Pick out the lines containing "PHYSICAL".

--- START ---

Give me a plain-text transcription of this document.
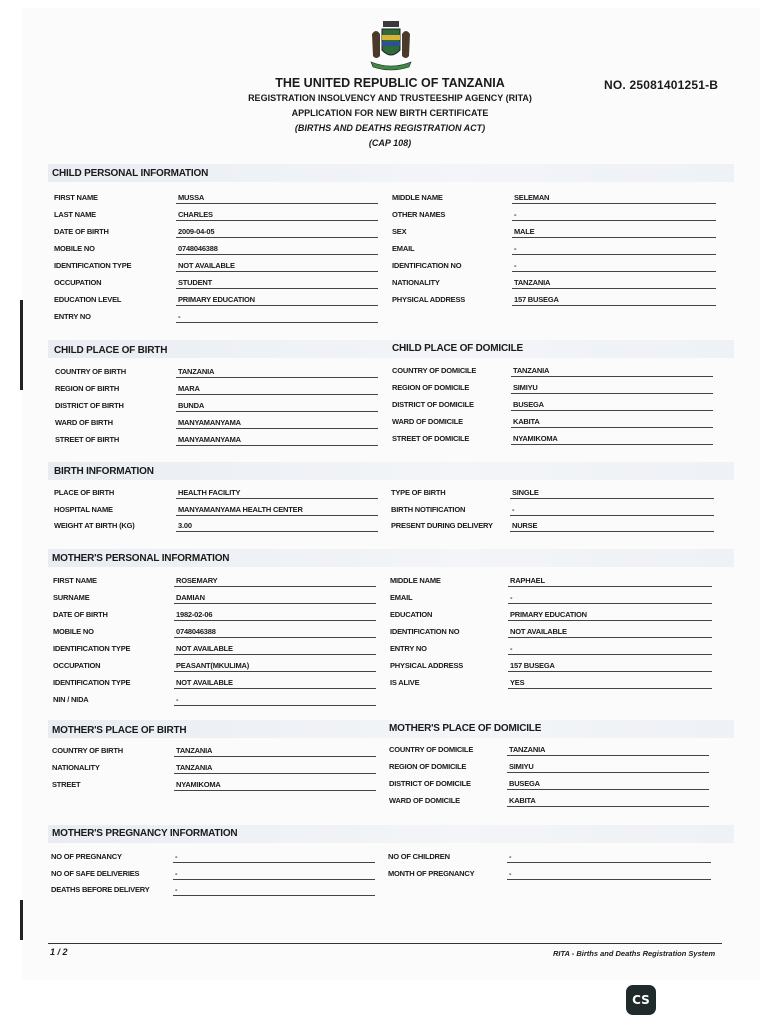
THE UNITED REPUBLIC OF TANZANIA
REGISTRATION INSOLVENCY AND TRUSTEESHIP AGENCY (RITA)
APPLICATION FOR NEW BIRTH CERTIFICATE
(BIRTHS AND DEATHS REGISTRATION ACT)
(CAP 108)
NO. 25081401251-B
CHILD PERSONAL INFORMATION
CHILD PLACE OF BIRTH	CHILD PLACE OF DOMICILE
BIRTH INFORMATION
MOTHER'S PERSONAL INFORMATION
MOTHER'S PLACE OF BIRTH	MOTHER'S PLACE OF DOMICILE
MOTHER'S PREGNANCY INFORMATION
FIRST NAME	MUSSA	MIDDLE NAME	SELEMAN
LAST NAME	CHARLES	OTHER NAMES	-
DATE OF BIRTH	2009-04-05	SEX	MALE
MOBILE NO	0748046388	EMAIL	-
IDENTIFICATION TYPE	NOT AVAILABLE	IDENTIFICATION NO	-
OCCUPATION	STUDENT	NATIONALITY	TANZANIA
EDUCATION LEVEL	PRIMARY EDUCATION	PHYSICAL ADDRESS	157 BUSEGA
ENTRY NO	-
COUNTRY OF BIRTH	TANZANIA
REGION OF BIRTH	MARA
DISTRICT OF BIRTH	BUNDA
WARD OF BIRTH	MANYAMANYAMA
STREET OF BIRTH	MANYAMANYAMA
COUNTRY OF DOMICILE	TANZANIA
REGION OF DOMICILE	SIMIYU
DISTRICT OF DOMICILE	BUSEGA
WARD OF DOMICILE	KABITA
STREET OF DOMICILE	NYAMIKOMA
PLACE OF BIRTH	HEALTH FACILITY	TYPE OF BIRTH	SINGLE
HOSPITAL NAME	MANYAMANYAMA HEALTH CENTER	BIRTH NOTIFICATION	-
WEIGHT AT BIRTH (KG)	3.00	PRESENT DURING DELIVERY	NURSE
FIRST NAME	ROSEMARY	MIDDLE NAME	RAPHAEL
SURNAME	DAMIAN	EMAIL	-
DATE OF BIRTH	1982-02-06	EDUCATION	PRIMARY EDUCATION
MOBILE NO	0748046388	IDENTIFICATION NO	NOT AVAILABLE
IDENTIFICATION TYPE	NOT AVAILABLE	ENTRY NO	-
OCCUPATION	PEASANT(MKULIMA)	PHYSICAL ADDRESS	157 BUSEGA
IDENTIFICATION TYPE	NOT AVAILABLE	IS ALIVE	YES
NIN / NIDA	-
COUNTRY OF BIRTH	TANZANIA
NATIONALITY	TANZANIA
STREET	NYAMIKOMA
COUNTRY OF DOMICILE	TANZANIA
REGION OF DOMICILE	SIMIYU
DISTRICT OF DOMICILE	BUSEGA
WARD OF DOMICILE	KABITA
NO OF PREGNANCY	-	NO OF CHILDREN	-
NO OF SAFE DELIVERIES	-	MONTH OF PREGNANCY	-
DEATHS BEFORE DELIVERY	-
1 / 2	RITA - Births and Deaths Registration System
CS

--- END ---
--- START ---

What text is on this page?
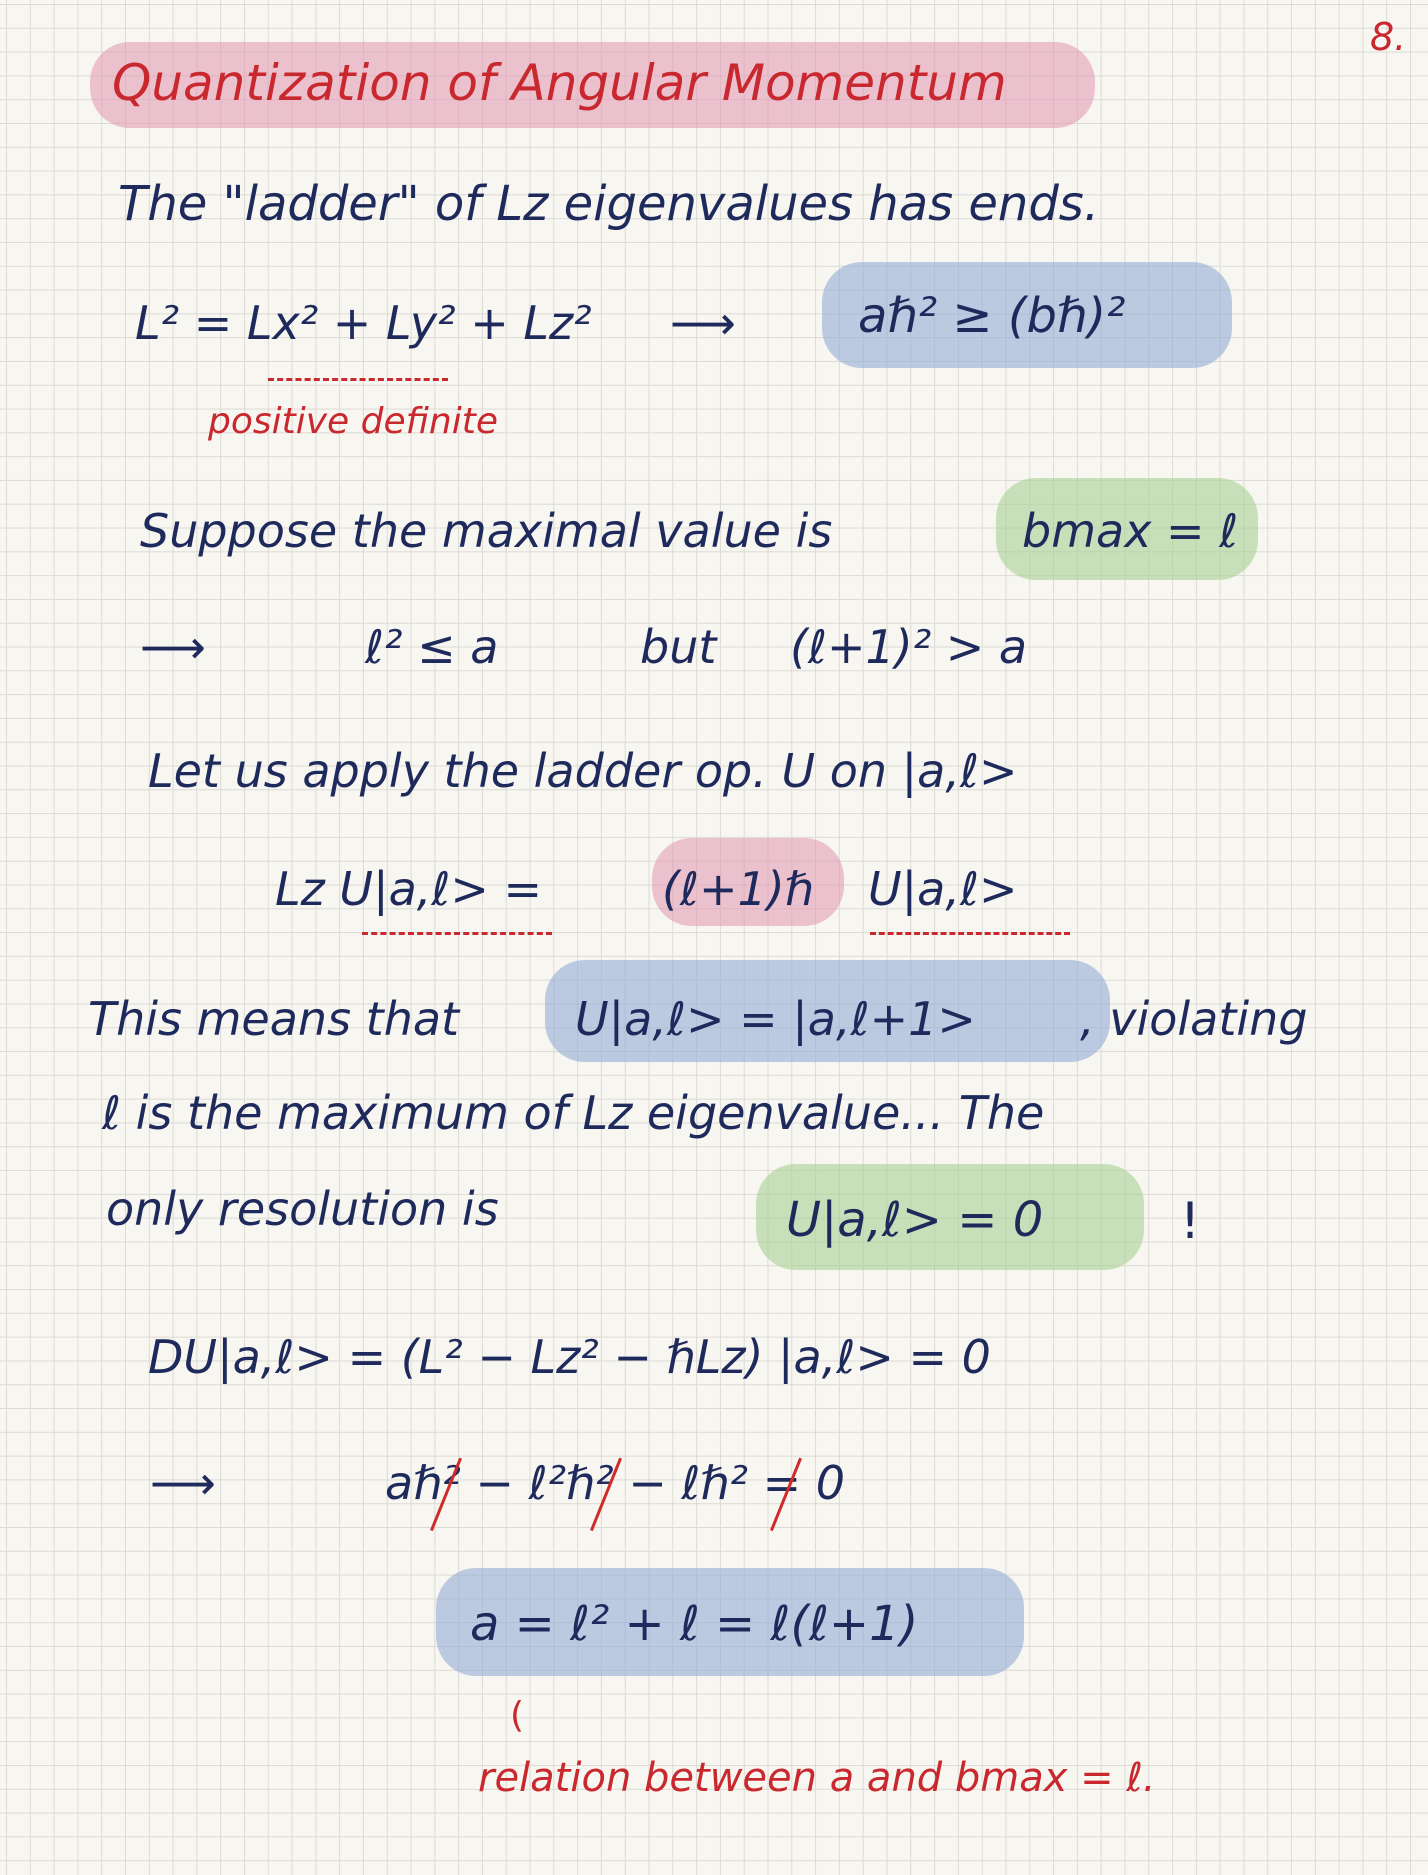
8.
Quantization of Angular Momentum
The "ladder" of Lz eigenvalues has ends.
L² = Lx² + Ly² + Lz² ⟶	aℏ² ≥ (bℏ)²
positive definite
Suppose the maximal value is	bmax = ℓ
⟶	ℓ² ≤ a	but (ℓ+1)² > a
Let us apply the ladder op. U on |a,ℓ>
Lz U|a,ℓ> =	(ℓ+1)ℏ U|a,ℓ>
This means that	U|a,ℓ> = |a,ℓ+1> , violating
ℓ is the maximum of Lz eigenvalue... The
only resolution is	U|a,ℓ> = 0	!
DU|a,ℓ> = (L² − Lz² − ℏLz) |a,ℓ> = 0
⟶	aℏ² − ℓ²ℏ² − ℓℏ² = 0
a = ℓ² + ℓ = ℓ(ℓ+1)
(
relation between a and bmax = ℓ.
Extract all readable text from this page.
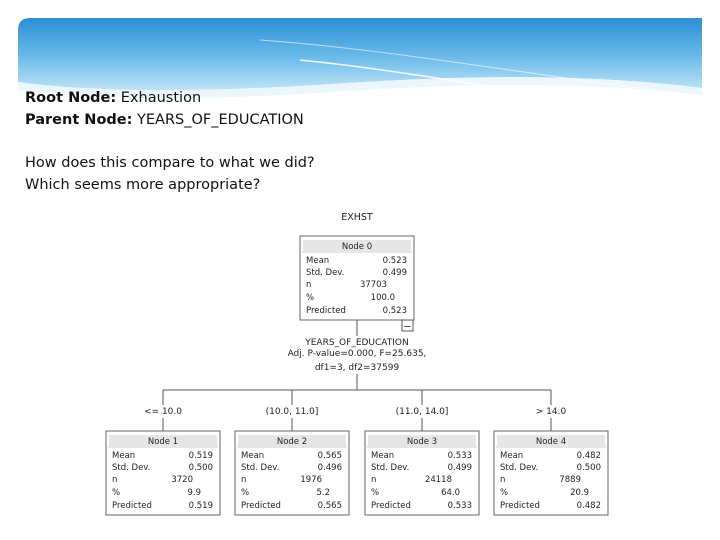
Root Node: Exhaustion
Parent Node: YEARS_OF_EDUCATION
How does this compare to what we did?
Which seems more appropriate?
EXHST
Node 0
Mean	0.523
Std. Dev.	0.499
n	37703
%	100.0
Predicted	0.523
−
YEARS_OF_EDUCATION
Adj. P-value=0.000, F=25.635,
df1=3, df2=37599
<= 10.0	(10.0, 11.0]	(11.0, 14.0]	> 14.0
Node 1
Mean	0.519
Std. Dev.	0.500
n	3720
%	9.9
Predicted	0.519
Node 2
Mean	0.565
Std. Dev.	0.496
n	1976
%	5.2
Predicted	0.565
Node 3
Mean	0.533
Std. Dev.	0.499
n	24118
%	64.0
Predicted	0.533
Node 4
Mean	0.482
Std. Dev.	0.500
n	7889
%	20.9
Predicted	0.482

--- END ---
--- START ---

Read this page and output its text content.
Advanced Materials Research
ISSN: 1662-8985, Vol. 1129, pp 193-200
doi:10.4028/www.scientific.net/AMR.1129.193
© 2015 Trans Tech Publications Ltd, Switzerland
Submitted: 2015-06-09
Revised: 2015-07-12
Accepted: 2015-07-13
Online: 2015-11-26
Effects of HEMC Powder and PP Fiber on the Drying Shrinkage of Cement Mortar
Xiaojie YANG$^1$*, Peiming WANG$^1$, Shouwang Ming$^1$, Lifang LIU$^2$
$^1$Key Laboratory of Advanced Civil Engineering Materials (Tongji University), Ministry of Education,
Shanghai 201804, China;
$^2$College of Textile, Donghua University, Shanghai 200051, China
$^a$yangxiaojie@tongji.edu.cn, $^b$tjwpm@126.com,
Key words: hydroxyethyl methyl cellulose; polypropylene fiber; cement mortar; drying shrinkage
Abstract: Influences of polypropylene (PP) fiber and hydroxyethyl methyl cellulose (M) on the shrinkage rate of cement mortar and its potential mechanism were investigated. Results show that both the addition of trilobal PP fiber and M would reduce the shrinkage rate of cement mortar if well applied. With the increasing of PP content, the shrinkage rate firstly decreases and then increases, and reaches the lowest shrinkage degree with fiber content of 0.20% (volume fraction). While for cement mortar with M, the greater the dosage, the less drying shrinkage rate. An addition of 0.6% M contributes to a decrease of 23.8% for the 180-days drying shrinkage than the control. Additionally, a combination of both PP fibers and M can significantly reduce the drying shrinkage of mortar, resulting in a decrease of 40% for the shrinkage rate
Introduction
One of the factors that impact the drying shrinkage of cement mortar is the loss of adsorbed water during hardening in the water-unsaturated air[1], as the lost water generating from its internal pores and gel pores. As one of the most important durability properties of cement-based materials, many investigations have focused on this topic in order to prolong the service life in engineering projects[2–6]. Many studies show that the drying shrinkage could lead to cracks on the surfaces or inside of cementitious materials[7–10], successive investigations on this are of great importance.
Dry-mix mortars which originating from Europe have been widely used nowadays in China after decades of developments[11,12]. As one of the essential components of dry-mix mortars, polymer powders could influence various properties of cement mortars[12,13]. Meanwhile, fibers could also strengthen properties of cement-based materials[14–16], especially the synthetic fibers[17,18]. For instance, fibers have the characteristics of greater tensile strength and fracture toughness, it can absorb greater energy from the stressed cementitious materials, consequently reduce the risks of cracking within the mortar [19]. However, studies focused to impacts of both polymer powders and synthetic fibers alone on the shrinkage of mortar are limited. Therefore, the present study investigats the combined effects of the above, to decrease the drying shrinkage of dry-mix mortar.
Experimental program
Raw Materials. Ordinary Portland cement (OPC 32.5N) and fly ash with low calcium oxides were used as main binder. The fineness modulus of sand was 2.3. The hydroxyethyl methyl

--- END ---

**Task response**
EDUCATION LEVEL	PRIMARY EDUCATION	PHYSICAL ADDRESS	157 BUSEGA
OCCUPATION	PEASANT(MKULIMA)	PHYSICAL ADDRESS	157 BUSEGA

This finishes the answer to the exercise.